=== Dataset items ===
----
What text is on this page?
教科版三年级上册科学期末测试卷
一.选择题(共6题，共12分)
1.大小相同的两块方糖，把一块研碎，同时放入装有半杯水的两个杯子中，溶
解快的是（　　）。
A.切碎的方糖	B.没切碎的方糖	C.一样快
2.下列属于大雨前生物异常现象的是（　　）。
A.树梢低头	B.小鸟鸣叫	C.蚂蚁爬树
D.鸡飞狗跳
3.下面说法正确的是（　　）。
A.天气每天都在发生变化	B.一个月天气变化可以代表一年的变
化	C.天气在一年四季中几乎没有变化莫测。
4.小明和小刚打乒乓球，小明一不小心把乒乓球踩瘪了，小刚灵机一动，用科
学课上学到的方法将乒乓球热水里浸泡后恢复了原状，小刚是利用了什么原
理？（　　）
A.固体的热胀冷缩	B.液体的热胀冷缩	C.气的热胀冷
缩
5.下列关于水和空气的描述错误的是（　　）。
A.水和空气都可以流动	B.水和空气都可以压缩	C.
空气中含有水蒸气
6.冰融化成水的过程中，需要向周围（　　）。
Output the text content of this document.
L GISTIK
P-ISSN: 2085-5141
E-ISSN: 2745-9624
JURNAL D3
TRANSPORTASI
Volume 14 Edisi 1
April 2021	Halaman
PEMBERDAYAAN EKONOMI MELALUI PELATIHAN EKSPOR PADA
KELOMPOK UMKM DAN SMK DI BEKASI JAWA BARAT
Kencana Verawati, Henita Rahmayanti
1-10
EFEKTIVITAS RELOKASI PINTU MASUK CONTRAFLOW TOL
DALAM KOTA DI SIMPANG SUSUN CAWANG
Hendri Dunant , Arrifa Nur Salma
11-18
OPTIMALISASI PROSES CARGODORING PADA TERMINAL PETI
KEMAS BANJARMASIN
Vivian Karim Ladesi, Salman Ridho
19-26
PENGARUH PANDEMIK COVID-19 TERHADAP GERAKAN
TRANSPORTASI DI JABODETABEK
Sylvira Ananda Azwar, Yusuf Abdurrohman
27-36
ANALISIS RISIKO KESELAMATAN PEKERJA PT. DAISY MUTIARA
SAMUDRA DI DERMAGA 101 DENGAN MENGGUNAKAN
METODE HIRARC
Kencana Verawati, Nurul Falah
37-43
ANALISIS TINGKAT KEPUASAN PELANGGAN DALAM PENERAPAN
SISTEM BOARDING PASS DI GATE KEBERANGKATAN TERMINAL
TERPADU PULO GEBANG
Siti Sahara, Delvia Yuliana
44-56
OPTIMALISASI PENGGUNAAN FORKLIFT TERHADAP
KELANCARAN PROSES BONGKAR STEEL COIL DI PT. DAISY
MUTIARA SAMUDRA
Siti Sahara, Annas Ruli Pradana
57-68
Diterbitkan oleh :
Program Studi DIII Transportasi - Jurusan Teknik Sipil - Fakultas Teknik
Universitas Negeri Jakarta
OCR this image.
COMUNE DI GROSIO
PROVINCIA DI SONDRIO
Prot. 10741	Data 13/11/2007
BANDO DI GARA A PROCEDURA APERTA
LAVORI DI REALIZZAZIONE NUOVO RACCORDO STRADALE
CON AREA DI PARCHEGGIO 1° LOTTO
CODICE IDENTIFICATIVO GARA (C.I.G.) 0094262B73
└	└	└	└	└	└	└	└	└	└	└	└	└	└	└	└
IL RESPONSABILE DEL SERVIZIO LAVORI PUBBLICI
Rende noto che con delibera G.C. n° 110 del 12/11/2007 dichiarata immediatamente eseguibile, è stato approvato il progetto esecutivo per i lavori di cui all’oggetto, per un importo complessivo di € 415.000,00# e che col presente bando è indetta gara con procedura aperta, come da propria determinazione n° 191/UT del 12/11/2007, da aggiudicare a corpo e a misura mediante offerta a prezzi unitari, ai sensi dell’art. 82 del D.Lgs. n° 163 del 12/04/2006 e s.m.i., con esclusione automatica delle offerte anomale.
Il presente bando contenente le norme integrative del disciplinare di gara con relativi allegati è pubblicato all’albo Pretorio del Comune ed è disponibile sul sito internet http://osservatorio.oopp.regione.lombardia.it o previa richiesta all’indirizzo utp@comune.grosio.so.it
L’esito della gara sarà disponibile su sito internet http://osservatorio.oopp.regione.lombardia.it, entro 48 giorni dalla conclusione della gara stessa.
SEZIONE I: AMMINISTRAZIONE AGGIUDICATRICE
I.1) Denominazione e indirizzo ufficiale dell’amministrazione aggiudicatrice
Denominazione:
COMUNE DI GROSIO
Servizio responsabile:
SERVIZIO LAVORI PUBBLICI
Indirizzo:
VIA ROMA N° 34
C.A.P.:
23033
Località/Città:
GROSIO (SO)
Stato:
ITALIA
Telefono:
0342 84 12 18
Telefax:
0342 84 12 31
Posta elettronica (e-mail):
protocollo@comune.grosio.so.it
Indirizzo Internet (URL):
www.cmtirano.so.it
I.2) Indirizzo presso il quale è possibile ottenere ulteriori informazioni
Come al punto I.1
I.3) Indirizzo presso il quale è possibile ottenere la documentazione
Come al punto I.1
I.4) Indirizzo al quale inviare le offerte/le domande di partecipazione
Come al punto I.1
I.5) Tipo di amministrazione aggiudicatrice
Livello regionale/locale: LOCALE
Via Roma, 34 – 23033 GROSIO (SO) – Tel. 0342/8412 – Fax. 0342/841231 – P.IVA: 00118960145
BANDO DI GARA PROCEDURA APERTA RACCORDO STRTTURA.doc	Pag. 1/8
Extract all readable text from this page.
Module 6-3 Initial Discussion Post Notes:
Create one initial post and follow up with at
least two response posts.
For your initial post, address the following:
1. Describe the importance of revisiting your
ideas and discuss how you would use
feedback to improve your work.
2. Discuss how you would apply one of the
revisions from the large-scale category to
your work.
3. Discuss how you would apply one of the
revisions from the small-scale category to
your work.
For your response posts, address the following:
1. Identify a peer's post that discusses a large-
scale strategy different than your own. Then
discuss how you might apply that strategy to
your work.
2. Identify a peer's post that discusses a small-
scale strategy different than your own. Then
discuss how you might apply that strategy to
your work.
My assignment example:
----
=== WRITTEN TASK ===
Restate the listing above word for word.

=== SOLUTION FOR THIS PROBLEM ===
What text is on this page?
教科版三年级上册科学期末测试卷
一.选择题(共6题，共12分)
1.大小相同的两块方糖，把一块研碎，同时放入装有半杯水的两个杯子中，溶
解快的是（　　）。
A.切碎的方糖	B.没切碎的方糖	C.一样快
2.下列属于大雨前生物异常现象的是（　　）。
A.树梢低头	B.小鸟鸣叫	C.蚂蚁爬树
D.鸡飞狗跳
3.下面说法正确的是（　　）。
A.天气每天都在发生变化	B.一个月天气变化可以代表一年的变
化	C.天气在一年四季中几乎没有变化莫测。
4.小明和小刚打乒乓球，小明一不小心把乒乓球踩瘪了，小刚灵机一动，用科
学课上学到的方法将乒乓球热水里浸泡后恢复了原状，小刚是利用了什么原
理？（　　）
A.固体的热胀冷缩	B.液体的热胀冷缩	C.气的热胀冷
缩
5.下列关于水和空气的描述错误的是（　　）。
A.水和空气都可以流动	B.水和空气都可以压缩	C.
空气中含有水蒸气
6.冰融化成水的过程中，需要向周围（　　）。
Output the text content of this document.
L GISTIK
P-ISSN: 2085-5141
E-ISSN: 2745-9624
JURNAL D3
TRANSPORTASI
Volume 14 Edisi 1
April 2021	Halaman
PEMBERDAYAAN EKONOMI MELALUI PELATIHAN EKSPOR PADA
KELOMPOK UMKM DAN SMK DI BEKASI JAWA BARAT
Kencana Verawati, Henita Rahmayanti
1-10
EFEKTIVITAS RELOKASI PINTU MASUK CONTRAFLOW TOL
DALAM KOTA DI SIMPANG SUSUN CAWANG
Hendri Dunant , Arrifa Nur Salma
11-18
OPTIMALISASI PROSES CARGODORING PADA TERMINAL PETI
KEMAS BANJARMASIN
Vivian Karim Ladesi, Salman Ridho
19-26
PENGARUH PANDEMIK COVID-19 TERHADAP GERAKAN
TRANSPORTASI DI JABODETABEK
Sylvira Ananda Azwar, Yusuf Abdurrohman
27-36
ANALISIS RISIKO KESELAMATAN PEKERJA PT. DAISY MUTIARA
SAMUDRA DI DERMAGA 101 DENGAN MENGGUNAKAN
METODE HIRARC
Kencana Verawati, Nurul Falah
37-43
ANALISIS TINGKAT KEPUASAN PELANGGAN DALAM PENERAPAN
SISTEM BOARDING PASS DI GATE KEBERANGKATAN TERMINAL
TERPADU PULO GEBANG
Siti Sahara, Delvia Yuliana
44-56
OPTIMALISASI PENGGUNAAN FORKLIFT TERHADAP
KELANCARAN PROSES BONGKAR STEEL COIL DI PT. DAISY
MUTIARA SAMUDRA
Siti Sahara, Annas Ruli Pradana
57-68
Diterbitkan oleh :
Program Studi DIII Transportasi - Jurusan Teknik Sipil - Fakultas Teknik
Universitas Negeri Jakarta
OCR this image.
COMUNE DI GROSIO
PROVINCIA DI SONDRIO
Prot. 10741	Data 13/11/2007
BANDO DI GARA A PROCEDURA APERTA
LAVORI DI REALIZZAZIONE NUOVO RACCORDO STRADALE
CON AREA DI PARCHEGGIO 1° LOTTO
CODICE IDENTIFICATIVO GARA (C.I.G.) 0094262B73
└	└	└	└	└	└	└	└	└	└	└	└	└	└	└	└
IL RESPONSABILE DEL SERVIZIO LAVORI PUBBLICI
Rende noto che con delibera G.C. n° 110 del 12/11/2007 dichiarata immediatamente eseguibile, è stato approvato il progetto esecutivo per i lavori di cui all’oggetto, per un importo complessivo di € 415.000,00# e che col presente bando è indetta gara con procedura aperta, come da propria determinazione n° 191/UT del 12/11/2007, da aggiudicare a corpo e a misura mediante offerta a prezzi unitari, ai sensi dell’art. 82 del D.Lgs. n° 163 del 12/04/2006 e s.m.i., con esclusione automatica delle offerte anomale.
Il presente bando contenente le norme integrative del disciplinare di gara con relativi allegati è pubblicato all’albo Pretorio del Comune ed è disponibile sul sito internet http://osservatorio.oopp.regione.lombardia.it o previa richiesta all’indirizzo utp@comune.grosio.so.it
L’esito della gara sarà disponibile su sito internet http://osservatorio.oopp.regione.lombardia.it, entro 48 giorni dalla conclusione della gara stessa.
SEZIONE I: AMMINISTRAZIONE AGGIUDICATRICE
I.1) Denominazione e indirizzo ufficiale dell’amministrazione aggiudicatrice
Denominazione:
COMUNE DI GROSIO
Servizio responsabile:
SERVIZIO LAVORI PUBBLICI
Indirizzo:
VIA ROMA N° 34
C.A.P.:
23033
Località/Città:
GROSIO (SO)
Stato:
ITALIA
Telefono:
0342 84 12 18
Telefax:
0342 84 12 31
Posta elettronica (e-mail):
protocollo@comune.grosio.so.it
Indirizzo Internet (URL):
www.cmtirano.so.it
I.2) Indirizzo presso il quale è possibile ottenere ulteriori informazioni
Come al punto I.1
I.3) Indirizzo presso il quale è possibile ottenere la documentazione
Come al punto I.1
I.4) Indirizzo al quale inviare le offerte/le domande di partecipazione
Come al punto I.1
I.5) Tipo di amministrazione aggiudicatrice
Livello regionale/locale: LOCALE
Via Roma, 34 – 23033 GROSIO (SO) – Tel. 0342/8412 – Fax. 0342/841231 – P.IVA: 00118960145
BANDO DI GARA PROCEDURA APERTA RACCORDO STRTTURA.doc	Pag. 1/8
Extract all readable text from this page.
Module 6-3 Initial Discussion Post Notes:
Create one initial post and follow up with at
least two response posts.
For your initial post, address the following:
1. Describe the importance of revisiting your
ideas and discuss how you would use
feedback to improve your work.
2. Discuss how you would apply one of the
revisions from the large-scale category to
your work.
3. Discuss how you would apply one of the
revisions from the small-scale category to
your work.
For your response posts, address the following:
1. Identify a peer's post that discusses a large-
scale strategy different than your own. Then
discuss how you might apply that strategy to
your work.
2. Identify a peer's post that discusses a small-
scale strategy different than your own. Then
discuss how you might apply that strategy to
your work.
My assignment example:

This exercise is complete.